*PROBLEM DETAILS*:
Lay out the entries as a numbered list, from the line that contains "2225, 110, 2233]" up to and including the line that contains "sale-price: $32.99 bbox=[172, 1674, 194, 1682]". Leave out any blank lines.

Element location listings
>> Begin

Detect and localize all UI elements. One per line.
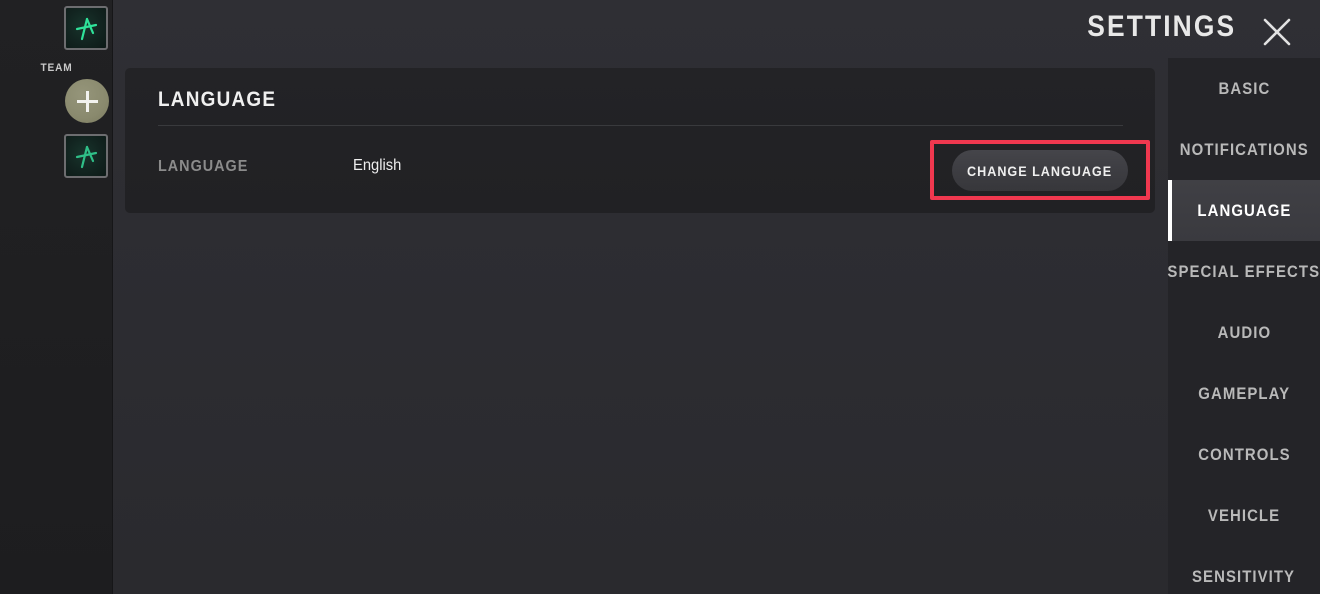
left-rail: TEAM — [0, 0, 113, 594]
team-avatar-icon — [75, 145, 98, 169]
nav-item-label: CONTROLS — [1197, 444, 1291, 464]
highlight-annotation — [930, 140, 1150, 200]
nav-item-label: SPECIAL EFFECTS — [1167, 261, 1320, 281]
nav-item-label: AUDIO — [1217, 322, 1271, 342]
language-row-label: LANGUAGE — [158, 158, 249, 175]
nav-item-notifications[interactable]: NOTIFICATIONS — [1168, 119, 1320, 180]
nav-item-label: VEHICLE — [1207, 505, 1281, 525]
close-icon — [1263, 18, 1291, 46]
team-label: TEAM — [40, 62, 73, 74]
nav-item-sensitivity[interactable]: SENSITIVITY — [1168, 546, 1320, 594]
title-bar: SETTINGS — [113, 0, 1320, 58]
close-button[interactable] — [1258, 13, 1296, 51]
nav-item-label: GAMEPLAY — [1198, 383, 1290, 403]
language-row-value: English — [353, 157, 402, 174]
nav-item-label: NOTIFICATIONS — [1179, 139, 1309, 159]
settings-nav: BASIC NOTIFICATIONS LANGUAGE SPECIAL EFF… — [1168, 58, 1320, 594]
nav-item-controls[interactable]: CONTROLS — [1168, 424, 1320, 485]
team-avatar-secondary[interactable] — [64, 134, 108, 178]
settings-screen: TEAM SETTINGS LANGUAGE LANGUAGE English … — [0, 0, 1320, 594]
nav-item-vehicle[interactable]: VEHICLE — [1168, 485, 1320, 546]
nav-item-basic[interactable]: BASIC — [1168, 58, 1320, 119]
team-avatar-primary[interactable] — [64, 6, 108, 50]
nav-item-language[interactable]: LANGUAGE — [1168, 180, 1320, 241]
nav-item-gameplay[interactable]: GAMEPLAY — [1168, 363, 1320, 424]
add-teammate-button[interactable] — [65, 79, 109, 123]
panel-divider — [158, 125, 1123, 126]
nav-item-label: BASIC — [1218, 78, 1270, 98]
nav-item-audio[interactable]: AUDIO — [1168, 302, 1320, 363]
page-title: SETTINGS — [1087, 10, 1236, 43]
plus-icon-bar — [76, 99, 98, 103]
team-avatar-icon — [75, 17, 98, 41]
nav-item-label: SENSITIVITY — [1192, 566, 1296, 586]
nav-item-label: LANGUAGE — [1196, 200, 1292, 220]
nav-item-special-effects[interactable]: SPECIAL EFFECTS — [1168, 241, 1320, 302]
panel-title: LANGUAGE — [158, 88, 277, 111]
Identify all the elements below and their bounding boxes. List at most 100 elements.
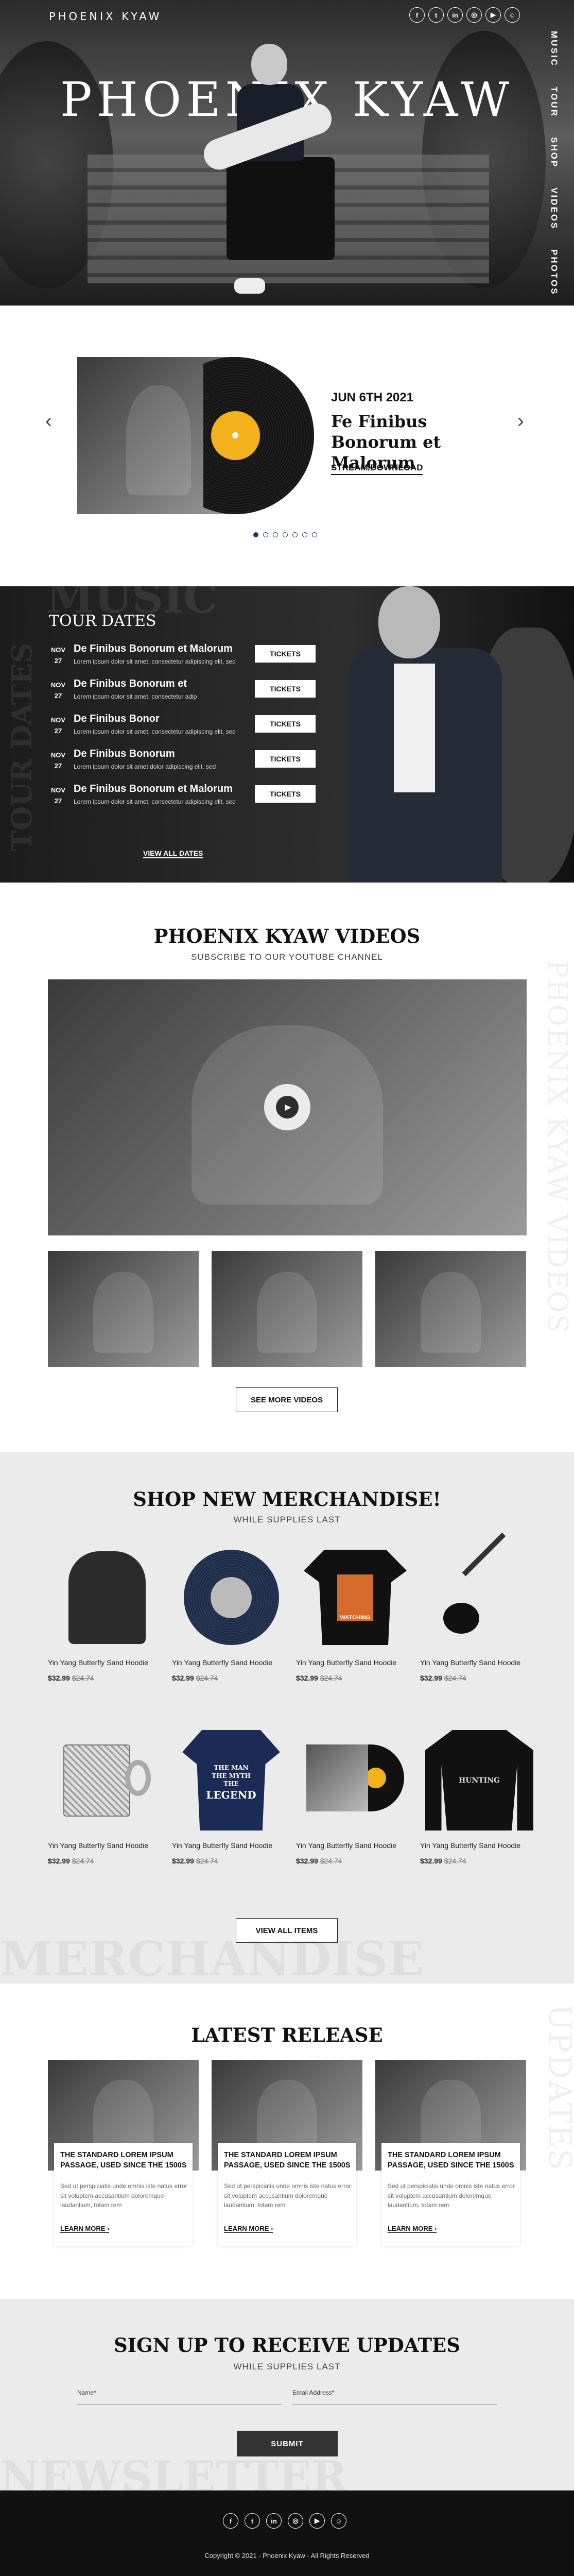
learn-more-link[interactable]: LEARN MORE › bbox=[60, 2225, 110, 2233]
learn-more-link[interactable]: LEARN MORE › bbox=[224, 2225, 273, 2233]
linkedin-icon[interactable]: in bbox=[447, 7, 463, 23]
side-nav-music[interactable]: MUSIC bbox=[549, 31, 559, 67]
carousel-dot[interactable] bbox=[312, 532, 317, 537]
name-field[interactable]: Name* bbox=[77, 2389, 282, 2404]
product-name[interactable]: Yin Yang Butterfly Sand Hoodie bbox=[48, 1841, 148, 1850]
tour-row: NOV 27 De Finibus Bonorum et Malorum Lorem … bbox=[49, 783, 327, 815]
tickets-button[interactable]: TICKETS bbox=[255, 785, 316, 803]
tour-description: Lorem ipsum dolor sit amet dolor adipisc… bbox=[74, 763, 216, 770]
tour-row: NOV 27 De Finibus Bonor Lorem ipsum dolor s… bbox=[49, 713, 327, 745]
sale-price: $32.99 bbox=[172, 1674, 194, 1682]
sale-price: $32.99 bbox=[48, 1857, 70, 1865]
product-name[interactable]: Yin Yang Butterfly Sand Hoodie bbox=[420, 1658, 520, 1667]
carousel-dot[interactable] bbox=[273, 532, 278, 537]
product-price: $32.99 $24.74 bbox=[420, 1674, 466, 1682]
email-field[interactable]: Email Address* bbox=[292, 2389, 497, 2404]
guitar-icon bbox=[420, 1532, 538, 1653]
carousel-next-button[interactable]: › bbox=[517, 411, 524, 431]
side-nav-videos[interactable]: VIDEOS bbox=[549, 188, 559, 230]
original-price: $24.74 bbox=[444, 1857, 466, 1865]
product-price: $32.99 $24.74 bbox=[296, 1857, 342, 1865]
tickets-button[interactable]: TICKETS bbox=[255, 750, 316, 768]
product-card[interactable]: THE MAN THE MYTH THE LEGEND Yin Yang Butterf… bbox=[172, 1725, 290, 1895]
learn-more-link[interactable]: LEARN MORE › bbox=[388, 2225, 437, 2233]
product-card[interactable]: Yin Yang Butterfly Sand Hoodie $32.99 $24.… bbox=[296, 1725, 414, 1895]
product-name[interactable]: Yin Yang Butterfly Sand Hoodie bbox=[296, 1658, 396, 1667]
twitter-icon[interactable]: t bbox=[245, 2513, 260, 2529]
youtube-icon[interactable]: ▶ bbox=[485, 7, 501, 23]
footer: f t in ◎ ▶ ☺ Copyright © 2021 - Phoenix Kyaw … bbox=[0, 2490, 574, 2576]
signup-subtitle: WHILE SUPPLIES LAST bbox=[233, 2362, 341, 2371]
instagram-icon[interactable]: ◎ bbox=[288, 2513, 303, 2529]
product-card[interactable]: Yin Yang Butterfly Sand Hoodie $32.99 $24.… bbox=[48, 1542, 166, 1712]
product-card[interactable]: Yin Yang Butterfly Sand Hoodie $32.99 $24.… bbox=[420, 1532, 538, 1712]
product-price: $32.99 $24.74 bbox=[48, 1674, 94, 1682]
email-field-label: Email Address* bbox=[292, 2389, 335, 2396]
release-card-description: Sed ut perspiciatis unde omnis iste natu… bbox=[60, 2182, 187, 2209]
tickets-button[interactable]: TICKETS bbox=[255, 715, 316, 733]
product-name[interactable]: Yin Yang Butterfly Sand Hoodie bbox=[48, 1658, 148, 1667]
product-name[interactable]: Yin Yang Butterfly Sand Hoodie bbox=[172, 1658, 272, 1667]
carousel-dot[interactable] bbox=[292, 532, 298, 537]
carousel-dot[interactable] bbox=[302, 532, 307, 537]
original-price: $24.74 bbox=[320, 1857, 342, 1865]
videos-subtitle: SUBSCRIBE TO OUR YOUTUBE CHANNEL bbox=[190, 952, 384, 962]
release-card-title: THE STANDARD LOREM IPSUM PASSAGE, USED S… bbox=[388, 2151, 514, 2170]
tickets-button[interactable]: TICKETS bbox=[255, 680, 316, 698]
facebook-icon[interactable]: f bbox=[409, 7, 425, 23]
snapchat-icon[interactable]: ☺ bbox=[505, 7, 520, 23]
video-thumbnail[interactable] bbox=[48, 1251, 199, 1367]
signup-section: SIGN UP TO RECEIVE UPDATES WHILE SUPPLIE… bbox=[0, 2299, 574, 2490]
album-icon bbox=[296, 1725, 414, 1836]
tour-date: NOV 27 bbox=[49, 715, 67, 737]
carousel-dots bbox=[253, 532, 317, 537]
sale-price: $32.99 bbox=[420, 1674, 442, 1682]
release-card-description: Sed ut perspiciatis unde omnis iste natu… bbox=[224, 2182, 351, 2209]
release-card-panel: THE STANDARD LOREM IPSUM PASSAGE, USED S… bbox=[54, 2143, 193, 2246]
product-name[interactable]: Yin Yang Butterfly Sand Hoodie bbox=[420, 1841, 520, 1850]
name-field-label: Name* bbox=[77, 2389, 96, 2396]
view-all-dates-link[interactable]: VIEW ALL DATES bbox=[143, 849, 203, 858]
carousel-dot[interactable] bbox=[263, 532, 268, 537]
product-card[interactable]: Yin Yang Butterfly Sand Hoodie $32.99 $24.… bbox=[48, 1725, 166, 1895]
carousel-dot[interactable] bbox=[253, 532, 258, 537]
video-thumbnail[interactable] bbox=[375, 1251, 526, 1367]
ghost-text-videos: PHOENIX KYAW VIDEOS bbox=[542, 960, 572, 1334]
carousel-prev-button[interactable]: ‹ bbox=[45, 411, 52, 431]
see-more-videos-button[interactable]: SEE MORE VIDEOS bbox=[236, 1387, 338, 1412]
product-card[interactable]: Yin Yang Butterfly Sand Hoodie $32.99 $24.… bbox=[172, 1542, 290, 1712]
original-price: $24.74 bbox=[320, 1674, 342, 1682]
latest-title: LATEST RELEASE bbox=[191, 2024, 383, 2046]
side-nav-shop[interactable]: SHOP bbox=[549, 137, 559, 168]
tour-artist-photo bbox=[342, 586, 574, 883]
site-logo[interactable]: PHOENIX KYAW bbox=[49, 10, 162, 23]
play-button[interactable]: ▶ bbox=[264, 1084, 310, 1130]
release-card-panel: THE STANDARD LOREM IPSUM PASSAGE, USED S… bbox=[381, 2143, 520, 2246]
side-nav-tour[interactable]: TOUR bbox=[549, 87, 559, 117]
tour-day: 27 bbox=[54, 796, 62, 805]
copyright: Copyright © 2021 - Phoenix Kyaw - All Ri… bbox=[204, 2552, 370, 2560]
stream-download-link[interactable]: STREAM/DOWNLOAD bbox=[331, 463, 423, 475]
youtube-icon[interactable]: ▶ bbox=[309, 2513, 325, 2529]
tickets-button[interactable]: TICKETS bbox=[255, 645, 316, 663]
original-price: $24.74 bbox=[444, 1674, 466, 1682]
featured-video[interactable]: ▶ bbox=[48, 979, 527, 1235]
tour-month: NOV bbox=[50, 681, 66, 689]
side-nav-photos[interactable]: PHOTOS bbox=[549, 249, 559, 295]
tour-venue: De Finibus Bonorum et Malorum bbox=[74, 783, 233, 794]
product-name[interactable]: Yin Yang Butterfly Sand Hoodie bbox=[172, 1841, 272, 1850]
product-card[interactable]: WATCHING Yin Yang Butterfly Sand Hoodie $3… bbox=[296, 1542, 414, 1712]
twitter-icon[interactable]: t bbox=[428, 7, 444, 23]
snapchat-icon[interactable]: ☺ bbox=[331, 2513, 346, 2529]
video-thumbnail[interactable] bbox=[212, 1251, 362, 1367]
linkedin-icon[interactable]: in bbox=[266, 2513, 282, 2529]
carousel-dot[interactable] bbox=[283, 532, 288, 537]
tour-description: Lorem ipsum dolor sit amet, consectetur … bbox=[74, 693, 197, 700]
ghost-text-tour-dates: TOUR DATES bbox=[5, 643, 38, 852]
mug-icon bbox=[48, 1725, 166, 1836]
product-name[interactable]: Yin Yang Butterfly Sand Hoodie bbox=[296, 1841, 396, 1850]
product-card[interactable]: HUNTING Yin Yang Butterfly Sand Hoodie $32… bbox=[420, 1725, 538, 1895]
instagram-icon[interactable]: ◎ bbox=[466, 7, 482, 23]
facebook-icon[interactable]: f bbox=[223, 2513, 238, 2529]
tour-section: MUSIC TOUR DATES TOUR DATES NOV 27 De Fini… bbox=[0, 586, 574, 883]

>> End

*WRITTEN RESPONSE*:
1. learn-more-link[interactable]: LEARN MORE › bbox=[60, 2225, 110, 2233]
2. learn-more-link[interactable]: LEARN MORE › bbox=[224, 2225, 273, 2233]
3. linkedin-icon[interactable]: in bbox=[447, 7, 463, 23]
4. side-nav-music[interactable]: MUSIC bbox=[549, 31, 559, 67]
5. carousel-dot[interactable] bbox=[312, 532, 317, 537]
6. name-field[interactable]: Name* bbox=[77, 2389, 282, 2404]
7. product-name[interactable]: Yin Yang Butterfly Sand Hoodie bbox=[48, 1841, 148, 1850]
8. tour-row: NOV 27 De Finibus Bonorum et Malorum Lorem … bbox=[49, 783, 327, 815]
9. tickets-button[interactable]: TICKETS bbox=[255, 785, 316, 803]
10. tour-description: Lorem ipsum dolor sit amet dolor adipisc… bbox=[74, 763, 216, 770]
11. tour-row: NOV 27 De Finibus Bonor Lorem ipsum dolor s… bbox=[49, 713, 327, 745]
12. sale-price: $32.99 bbox=[172, 1674, 194, 1682]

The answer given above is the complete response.